Excerpts from a figure dataset:
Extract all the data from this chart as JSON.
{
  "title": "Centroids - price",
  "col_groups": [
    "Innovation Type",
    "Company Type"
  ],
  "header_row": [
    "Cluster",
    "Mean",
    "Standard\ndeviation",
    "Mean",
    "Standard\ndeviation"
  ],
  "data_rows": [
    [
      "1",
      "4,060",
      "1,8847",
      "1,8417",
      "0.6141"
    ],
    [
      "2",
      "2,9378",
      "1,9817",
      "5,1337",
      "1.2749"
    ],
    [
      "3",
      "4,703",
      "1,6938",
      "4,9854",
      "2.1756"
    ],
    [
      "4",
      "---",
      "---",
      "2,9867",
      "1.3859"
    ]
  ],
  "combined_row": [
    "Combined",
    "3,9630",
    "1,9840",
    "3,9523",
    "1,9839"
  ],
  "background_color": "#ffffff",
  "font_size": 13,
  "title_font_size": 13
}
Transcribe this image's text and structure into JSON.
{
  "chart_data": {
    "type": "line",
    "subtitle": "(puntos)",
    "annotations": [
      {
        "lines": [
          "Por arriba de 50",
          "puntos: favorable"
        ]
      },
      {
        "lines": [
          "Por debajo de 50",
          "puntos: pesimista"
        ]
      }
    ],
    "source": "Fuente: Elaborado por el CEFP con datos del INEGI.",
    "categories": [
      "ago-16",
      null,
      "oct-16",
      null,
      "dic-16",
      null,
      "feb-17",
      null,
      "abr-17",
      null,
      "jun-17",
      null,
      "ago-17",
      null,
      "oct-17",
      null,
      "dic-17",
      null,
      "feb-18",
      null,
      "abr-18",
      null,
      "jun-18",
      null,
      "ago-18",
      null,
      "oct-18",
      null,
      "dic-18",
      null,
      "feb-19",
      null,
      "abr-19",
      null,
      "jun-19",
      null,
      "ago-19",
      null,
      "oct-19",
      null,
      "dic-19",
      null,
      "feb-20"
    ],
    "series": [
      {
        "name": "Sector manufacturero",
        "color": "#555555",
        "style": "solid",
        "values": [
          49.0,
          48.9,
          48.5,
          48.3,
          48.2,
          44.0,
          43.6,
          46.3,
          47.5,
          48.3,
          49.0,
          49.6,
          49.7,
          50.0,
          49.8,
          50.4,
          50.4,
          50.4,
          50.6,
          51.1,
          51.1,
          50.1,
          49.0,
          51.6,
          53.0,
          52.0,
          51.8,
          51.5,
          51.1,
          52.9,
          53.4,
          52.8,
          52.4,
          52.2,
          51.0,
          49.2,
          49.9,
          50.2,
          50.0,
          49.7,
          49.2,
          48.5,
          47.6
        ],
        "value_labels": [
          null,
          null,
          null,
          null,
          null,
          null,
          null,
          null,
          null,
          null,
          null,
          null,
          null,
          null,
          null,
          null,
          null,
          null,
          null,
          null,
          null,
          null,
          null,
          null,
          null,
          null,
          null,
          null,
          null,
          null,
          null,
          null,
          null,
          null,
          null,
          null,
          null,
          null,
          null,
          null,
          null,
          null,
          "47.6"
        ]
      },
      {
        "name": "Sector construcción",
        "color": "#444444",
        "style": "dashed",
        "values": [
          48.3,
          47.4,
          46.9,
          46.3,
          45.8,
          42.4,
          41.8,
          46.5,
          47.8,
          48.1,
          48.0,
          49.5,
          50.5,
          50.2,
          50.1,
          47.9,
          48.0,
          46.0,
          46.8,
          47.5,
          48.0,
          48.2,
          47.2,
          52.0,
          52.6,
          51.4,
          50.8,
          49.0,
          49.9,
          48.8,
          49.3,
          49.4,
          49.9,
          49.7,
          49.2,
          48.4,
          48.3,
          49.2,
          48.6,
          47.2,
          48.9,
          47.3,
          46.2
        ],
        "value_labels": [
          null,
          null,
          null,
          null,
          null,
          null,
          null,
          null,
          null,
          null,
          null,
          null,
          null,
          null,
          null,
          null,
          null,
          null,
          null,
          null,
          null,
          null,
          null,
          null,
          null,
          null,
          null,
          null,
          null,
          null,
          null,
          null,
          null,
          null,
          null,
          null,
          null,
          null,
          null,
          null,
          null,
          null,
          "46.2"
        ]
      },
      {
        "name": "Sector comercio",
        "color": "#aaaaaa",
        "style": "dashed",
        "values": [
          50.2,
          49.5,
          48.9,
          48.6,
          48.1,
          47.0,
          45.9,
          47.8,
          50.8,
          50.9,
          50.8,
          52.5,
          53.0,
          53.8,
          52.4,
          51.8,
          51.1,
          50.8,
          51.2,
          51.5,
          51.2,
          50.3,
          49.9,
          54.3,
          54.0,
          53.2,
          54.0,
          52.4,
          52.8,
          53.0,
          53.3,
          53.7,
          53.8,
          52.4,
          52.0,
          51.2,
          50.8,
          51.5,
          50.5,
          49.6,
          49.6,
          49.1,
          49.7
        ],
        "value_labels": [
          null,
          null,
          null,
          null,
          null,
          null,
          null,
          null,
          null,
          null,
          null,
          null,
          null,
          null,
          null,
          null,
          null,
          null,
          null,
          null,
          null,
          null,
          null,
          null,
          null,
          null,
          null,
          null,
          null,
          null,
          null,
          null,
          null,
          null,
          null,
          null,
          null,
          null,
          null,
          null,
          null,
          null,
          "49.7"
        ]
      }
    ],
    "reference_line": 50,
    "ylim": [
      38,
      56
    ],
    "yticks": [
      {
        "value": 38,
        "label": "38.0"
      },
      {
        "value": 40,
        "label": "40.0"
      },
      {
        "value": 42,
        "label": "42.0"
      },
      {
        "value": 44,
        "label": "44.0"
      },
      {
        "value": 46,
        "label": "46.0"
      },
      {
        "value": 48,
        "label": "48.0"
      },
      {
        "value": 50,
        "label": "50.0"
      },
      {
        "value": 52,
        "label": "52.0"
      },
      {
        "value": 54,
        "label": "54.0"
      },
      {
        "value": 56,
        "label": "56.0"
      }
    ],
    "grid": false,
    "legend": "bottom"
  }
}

Exercise
Reproduce each record exactly as it appears.

The reply
Extract all the data from this chart as JSON.
{
  "title": "Centroids - price",
  "col_groups": [
    "Innovation Type",
    "Company Type"
  ],
  "header_row": [
    "Cluster",
    "Mean",
    "Standard\ndeviation",
    "Mean",
    "Standard\ndeviation"
  ],
  "data_rows": [
    [
      "1",
      "4,060",
      "1,8847",
      "1,8417",
      "0.6141"
    ],
    [
      "2",
      "2,9378",
      "1,9817",
      "5,1337",
      "1.2749"
    ],
    [
      "3",
      "4,703",
      "1,6938",
      "4,9854",
      "2.1756"
    ],
    [
      "4",
      "---",
      "---",
      "2,9867",
      "1.3859"
    ]
  ],
  "combined_row": [
    "Combined",
    "3,9630",
    "1,9840",
    "3,9523",
    "1,9839"
  ],
  "background_color": "#ffffff",
  "font_size": 13,
  "title_font_size": 13
}
Transcribe this image's text and structure into JSON.
{
  "chart_data": {
    "type": "line",
    "subtitle": "(puntos)",
    "annotations": [
      {
        "lines": [
          "Por arriba de 50",
          "puntos: favorable"
        ]
      },
      {
        "lines": [
          "Por debajo de 50",
          "puntos: pesimista"
        ]
      }
    ],
    "source": "Fuente: Elaborado por el CEFP con datos del INEGI.",
    "categories": [
      "ago-16",
      null,
      "oct-16",
      null,
      "dic-16",
      null,
      "feb-17",
      null,
      "abr-17",
      null,
      "jun-17",
      null,
      "ago-17",
      null,
      "oct-17",
      null,
      "dic-17",
      null,
      "feb-18",
      null,
      "abr-18",
      null,
      "jun-18",
      null,
      "ago-18",
      null,
      "oct-18",
      null,
      "dic-18",
      null,
      "feb-19",
      null,
      "abr-19",
      null,
      "jun-19",
      null,
      "ago-19",
      null,
      "oct-19",
      null,
      "dic-19",
      null,
      "feb-20"
    ],
    "series": [
      {
        "name": "Sector manufacturero",
        "color": "#555555",
        "style": "solid",
        "values": [
          49.0,
          48.9,
          48.5,
          48.3,
          48.2,
          44.0,
          43.6,
          46.3,
          47.5,
          48.3,
          49.0,
          49.6,
          49.7,
          50.0,
          49.8,
          50.4,
          50.4,
          50.4,
          50.6,
          51.1,
          51.1,
          50.1,
          49.0,
          51.6,
          53.0,
          52.0,
          51.8,
          51.5,
          51.1,
          52.9,
          53.4,
          52.8,
          52.4,
          52.2,
          51.0,
          49.2,
          49.9,
          50.2,
          50.0,
          49.7,
          49.2,
          48.5,
          47.6
        ],
        "value_labels": [
          null,
          null,
          null,
          null,
          null,
          null,
          null,
          null,
          null,
          null,
          null,
          null,
          null,
          null,
          null,
          null,
          null,
          null,
          null,
          null,
          null,
          null,
          null,
          null,
          null,
          null,
          null,
          null,
          null,
          null,
          null,
          null,
          null,
          null,
          null,
          null,
          null,
          null,
          null,
          null,
          null,
          null,
          "47.6"
        ]
      },
      {
        "name": "Sector construcción",
        "color": "#444444",
        "style": "dashed",
        "values": [
          48.3,
          47.4,
          46.9,
          46.3,
          45.8,
          42.4,
          41.8,
          46.5,
          47.8,
          48.1,
          48.0,
          49.5,
          50.5,
          50.2,
          50.1,
          47.9,
          48.0,
          46.0,
          46.8,
          47.5,
          48.0,
          48.2,
          47.2,
          52.0,
          52.6,
          51.4,
          50.8,
          49.0,
          49.9,
          48.8,
          49.3,
          49.4,
          49.9,
          49.7,
          49.2,
          48.4,
          48.3,
          49.2,
          48.6,
          47.2,
          48.9,
          47.3,
          46.2
        ],
        "value_labels": [
          null,
          null,
          null,
          null,
          null,
          null,
          null,
          null,
          null,
          null,
          null,
          null,
          null,
          null,
          null,
          null,
          null,
          null,
          null,
          null,
          null,
          null,
          null,
          null,
          null,
          null,
          null,
          null,
          null,
          null,
          null,
          null,
          null,
          null,
          null,
          null,
          null,
          null,
          null,
          null,
          null,
          null,
          "46.2"
        ]
      },
      {
        "name": "Sector comercio",
        "color": "#aaaaaa",
        "style": "dashed",
        "values": [
          50.2,
          49.5,
          48.9,
          48.6,
          48.1,
          47.0,
          45.9,
          47.8,
          50.8,
          50.9,
          50.8,
          52.5,
          53.0,
          53.8,
          52.4,
          51.8,
          51.1,
          50.8,
          51.2,
          51.5,
          51.2,
          50.3,
          49.9,
          54.3,
          54.0,
          53.2,
          54.0,
          52.4,
          52.8,
          53.0,
          53.3,
          53.7,
          53.8,
          52.4,
          52.0,
          51.2,
          50.8,
          51.5,
          50.5,
          49.6,
          49.6,
          49.1,
          49.7
        ],
        "value_labels": [
          null,
          null,
          null,
          null,
          null,
          null,
          null,
          null,
          null,
          null,
          null,
          null,
          null,
          null,
          null,
          null,
          null,
          null,
          null,
          null,
          null,
          null,
          null,
          null,
          null,
          null,
          null,
          null,
          null,
          null,
          null,
          null,
          null,
          null,
          null,
          null,
          null,
          null,
          null,
          null,
          null,
          null,
          "49.7"
        ]
      }
    ],
    "reference_line": 50,
    "ylim": [
      38,
      56
    ],
    "yticks": [
      {
        "value": 38,
        "label": "38.0"
      },
      {
        "value": 40,
        "label": "40.0"
      },
      {
        "value": 42,
        "label": "42.0"
      },
      {
        "value": 44,
        "label": "44.0"
      },
      {
        "value": 46,
        "label": "46.0"
      },
      {
        "value": 48,
        "label": "48.0"
      },
      {
        "value": 50,
        "label": "50.0"
      },
      {
        "value": 52,
        "label": "52.0"
      },
      {
        "value": 54,
        "label": "54.0"
      },
      {
        "value": 56,
        "label": "56.0"
      }
    ],
    "grid": false,
    "legend": "bottom"
  }
}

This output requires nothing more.